GIVEN RECORDS:
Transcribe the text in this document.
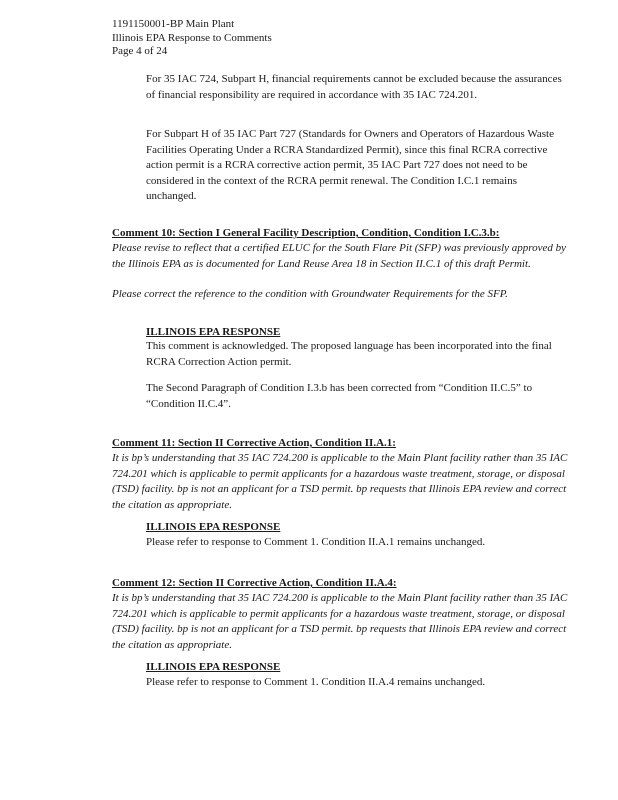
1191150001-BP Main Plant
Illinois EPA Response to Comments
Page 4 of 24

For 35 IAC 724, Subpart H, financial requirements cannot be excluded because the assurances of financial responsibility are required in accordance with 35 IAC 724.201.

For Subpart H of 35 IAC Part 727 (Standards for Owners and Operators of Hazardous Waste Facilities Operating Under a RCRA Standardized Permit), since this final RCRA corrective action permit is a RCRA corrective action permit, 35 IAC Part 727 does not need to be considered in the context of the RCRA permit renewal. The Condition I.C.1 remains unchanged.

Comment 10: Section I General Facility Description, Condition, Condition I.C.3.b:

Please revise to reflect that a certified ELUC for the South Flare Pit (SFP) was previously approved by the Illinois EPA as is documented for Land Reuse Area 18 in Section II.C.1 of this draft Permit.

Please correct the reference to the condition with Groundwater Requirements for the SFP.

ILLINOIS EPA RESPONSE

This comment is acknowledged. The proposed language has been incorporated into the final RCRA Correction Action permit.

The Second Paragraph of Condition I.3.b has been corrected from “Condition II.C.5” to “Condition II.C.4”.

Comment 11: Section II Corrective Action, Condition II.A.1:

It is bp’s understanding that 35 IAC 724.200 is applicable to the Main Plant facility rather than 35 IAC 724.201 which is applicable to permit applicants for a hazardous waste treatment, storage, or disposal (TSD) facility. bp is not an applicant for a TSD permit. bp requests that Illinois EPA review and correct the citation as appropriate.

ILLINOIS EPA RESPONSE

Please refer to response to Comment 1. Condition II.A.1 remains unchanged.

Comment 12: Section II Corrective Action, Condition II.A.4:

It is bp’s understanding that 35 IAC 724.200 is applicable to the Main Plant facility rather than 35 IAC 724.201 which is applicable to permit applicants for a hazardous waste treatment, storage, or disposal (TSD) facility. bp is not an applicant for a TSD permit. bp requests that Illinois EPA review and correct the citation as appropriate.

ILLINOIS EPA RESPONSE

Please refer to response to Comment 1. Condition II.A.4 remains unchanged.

SET PROBLEM: Leave out the pictures and print each record exactly as it stands.

EXERCISE RESPONSE:
Transcribe the text in this document.
1191150001-BP Main Plant
Illinois EPA Response to Comments
Page 4 of 24

For 35 IAC 724, Subpart H, financial requirements cannot be excluded because the assurances of financial responsibility are required in accordance with 35 IAC 724.201.

For Subpart H of 35 IAC Part 727 (Standards for Owners and Operators of Hazardous Waste Facilities Operating Under a RCRA Standardized Permit), since this final RCRA corrective action permit is a RCRA corrective action permit, 35 IAC Part 727 does not need to be considered in the context of the RCRA permit renewal. The Condition I.C.1 remains unchanged.

Comment 10: Section I General Facility Description, Condition, Condition I.C.3.b:

Please revise to reflect that a certified ELUC for the South Flare Pit (SFP) was previously approved by the Illinois EPA as is documented for Land Reuse Area 18 in Section II.C.1 of this draft Permit.

Please correct the reference to the condition with Groundwater Requirements for the SFP.

ILLINOIS EPA RESPONSE

This comment is acknowledged. The proposed language has been incorporated into the final RCRA Correction Action permit.

The Second Paragraph of Condition I.3.b has been corrected from “Condition II.C.5” to “Condition II.C.4”.

Comment 11: Section II Corrective Action, Condition II.A.1:

It is bp’s understanding that 35 IAC 724.200 is applicable to the Main Plant facility rather than 35 IAC 724.201 which is applicable to permit applicants for a hazardous waste treatment, storage, or disposal (TSD) facility. bp is not an applicant for a TSD permit. bp requests that Illinois EPA review and correct the citation as appropriate.

ILLINOIS EPA RESPONSE

Please refer to response to Comment 1. Condition II.A.1 remains unchanged.

Comment 12: Section II Corrective Action, Condition II.A.4:

It is bp’s understanding that 35 IAC 724.200 is applicable to the Main Plant facility rather than 35 IAC 724.201 which is applicable to permit applicants for a hazardous waste treatment, storage, or disposal (TSD) facility. bp is not an applicant for a TSD permit. bp requests that Illinois EPA review and correct the citation as appropriate.

ILLINOIS EPA RESPONSE

Please refer to response to Comment 1. Condition II.A.4 remains unchanged.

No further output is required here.